-- START OF ITEMS --
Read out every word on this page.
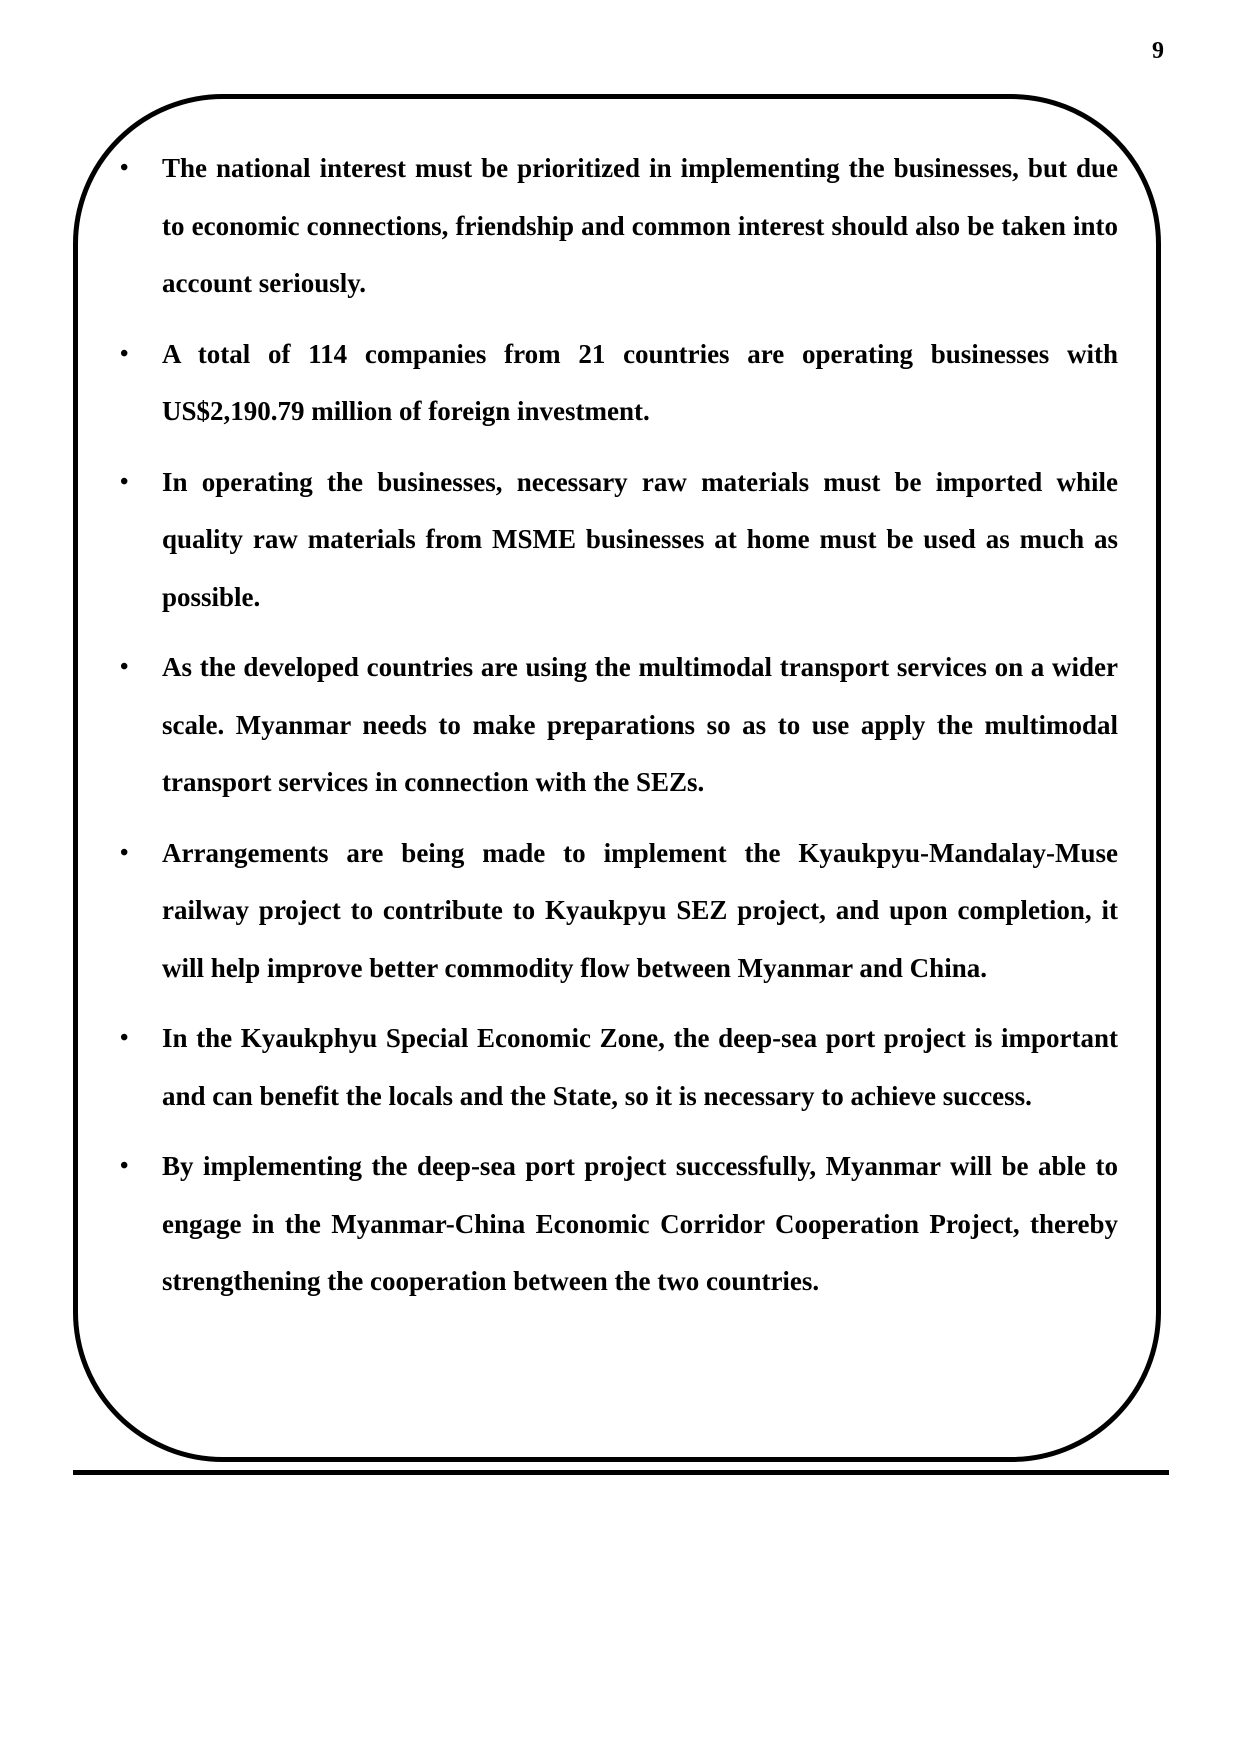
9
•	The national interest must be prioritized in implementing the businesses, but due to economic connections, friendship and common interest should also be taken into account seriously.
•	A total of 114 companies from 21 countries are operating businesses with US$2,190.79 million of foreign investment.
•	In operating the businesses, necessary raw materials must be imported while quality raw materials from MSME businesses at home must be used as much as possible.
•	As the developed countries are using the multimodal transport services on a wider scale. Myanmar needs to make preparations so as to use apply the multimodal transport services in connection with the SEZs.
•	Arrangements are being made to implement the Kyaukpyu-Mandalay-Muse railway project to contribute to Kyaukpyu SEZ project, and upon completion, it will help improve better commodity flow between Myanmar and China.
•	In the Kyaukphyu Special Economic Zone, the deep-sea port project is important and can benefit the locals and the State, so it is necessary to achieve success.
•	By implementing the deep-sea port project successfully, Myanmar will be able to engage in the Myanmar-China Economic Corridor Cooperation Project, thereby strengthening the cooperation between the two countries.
-- END OF ITEMS --
-- START OF ITEMS --
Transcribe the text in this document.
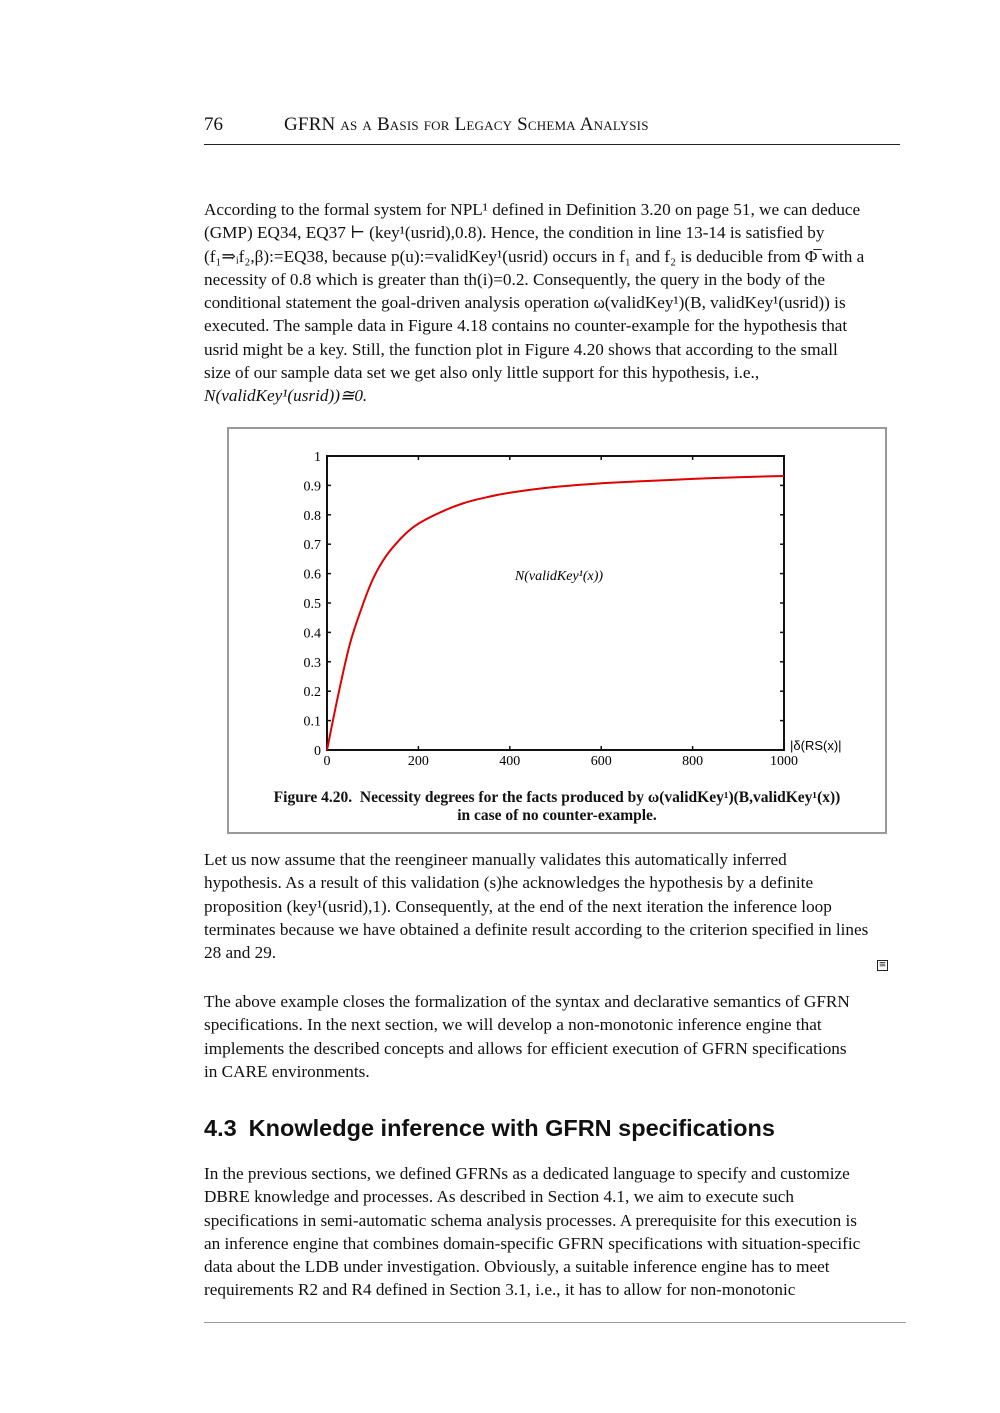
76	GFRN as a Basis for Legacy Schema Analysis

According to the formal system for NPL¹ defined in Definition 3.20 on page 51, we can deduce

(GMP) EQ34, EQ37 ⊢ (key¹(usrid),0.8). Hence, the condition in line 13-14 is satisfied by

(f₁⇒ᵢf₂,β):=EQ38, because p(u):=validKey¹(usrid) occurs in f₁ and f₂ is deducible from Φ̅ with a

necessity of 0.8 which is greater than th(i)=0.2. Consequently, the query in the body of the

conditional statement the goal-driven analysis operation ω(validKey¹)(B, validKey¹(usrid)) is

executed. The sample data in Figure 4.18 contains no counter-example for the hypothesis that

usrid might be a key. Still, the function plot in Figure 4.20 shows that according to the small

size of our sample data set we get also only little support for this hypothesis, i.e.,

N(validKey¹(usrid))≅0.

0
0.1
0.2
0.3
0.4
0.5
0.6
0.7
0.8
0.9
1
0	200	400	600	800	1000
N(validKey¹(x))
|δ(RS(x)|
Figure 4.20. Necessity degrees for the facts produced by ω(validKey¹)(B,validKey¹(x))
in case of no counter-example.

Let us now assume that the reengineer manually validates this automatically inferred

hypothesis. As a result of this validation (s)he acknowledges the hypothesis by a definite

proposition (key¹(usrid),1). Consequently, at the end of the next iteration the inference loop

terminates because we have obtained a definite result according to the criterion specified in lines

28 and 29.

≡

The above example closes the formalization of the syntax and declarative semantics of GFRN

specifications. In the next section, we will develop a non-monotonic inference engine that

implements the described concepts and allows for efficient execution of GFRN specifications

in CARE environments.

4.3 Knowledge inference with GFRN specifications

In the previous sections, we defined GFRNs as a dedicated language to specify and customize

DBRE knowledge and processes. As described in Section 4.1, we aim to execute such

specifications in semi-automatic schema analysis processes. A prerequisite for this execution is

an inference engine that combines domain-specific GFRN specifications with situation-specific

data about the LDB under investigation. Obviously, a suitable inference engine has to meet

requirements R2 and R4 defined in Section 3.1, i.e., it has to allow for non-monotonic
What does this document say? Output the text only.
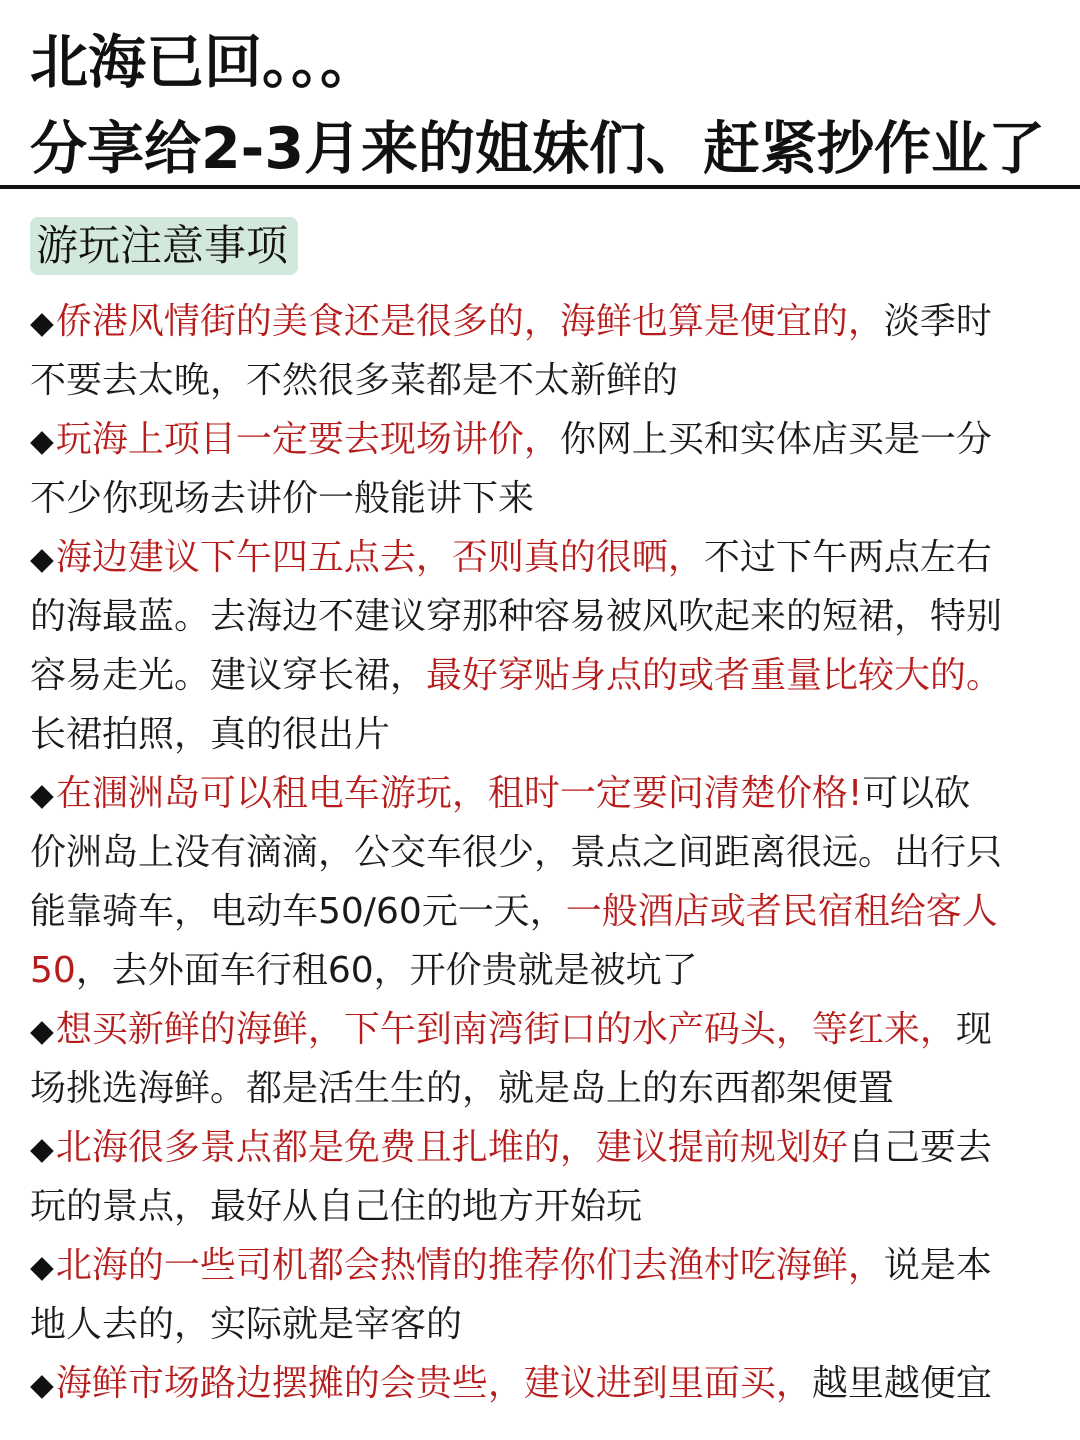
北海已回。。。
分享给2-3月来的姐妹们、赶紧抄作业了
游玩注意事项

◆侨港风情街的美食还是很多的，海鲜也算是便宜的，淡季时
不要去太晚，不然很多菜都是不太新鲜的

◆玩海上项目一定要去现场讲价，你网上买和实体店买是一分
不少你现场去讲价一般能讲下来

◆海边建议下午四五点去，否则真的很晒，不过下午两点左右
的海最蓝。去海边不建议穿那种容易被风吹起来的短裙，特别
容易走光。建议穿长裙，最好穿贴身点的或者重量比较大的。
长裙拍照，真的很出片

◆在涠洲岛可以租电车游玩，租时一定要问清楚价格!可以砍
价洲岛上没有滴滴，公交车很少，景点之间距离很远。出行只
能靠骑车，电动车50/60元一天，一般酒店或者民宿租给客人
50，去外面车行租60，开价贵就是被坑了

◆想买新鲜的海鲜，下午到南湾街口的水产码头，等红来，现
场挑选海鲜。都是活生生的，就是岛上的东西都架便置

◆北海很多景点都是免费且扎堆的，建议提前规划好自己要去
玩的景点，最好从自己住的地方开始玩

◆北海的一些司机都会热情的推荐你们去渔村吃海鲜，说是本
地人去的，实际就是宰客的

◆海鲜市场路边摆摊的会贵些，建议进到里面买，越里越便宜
-- END OF ITEMS --
→ THE TASK
Return every line above in which the string "data" occurs.

→ THE ANSWER
executed. The sample data in Figure 4.18 contains no counter-example for the hypothesis that
size of our sample data set we get also only little support for this hypothesis, i.e.,
data about the LDB under investigation. Obviously, a suitable inference engine has to meet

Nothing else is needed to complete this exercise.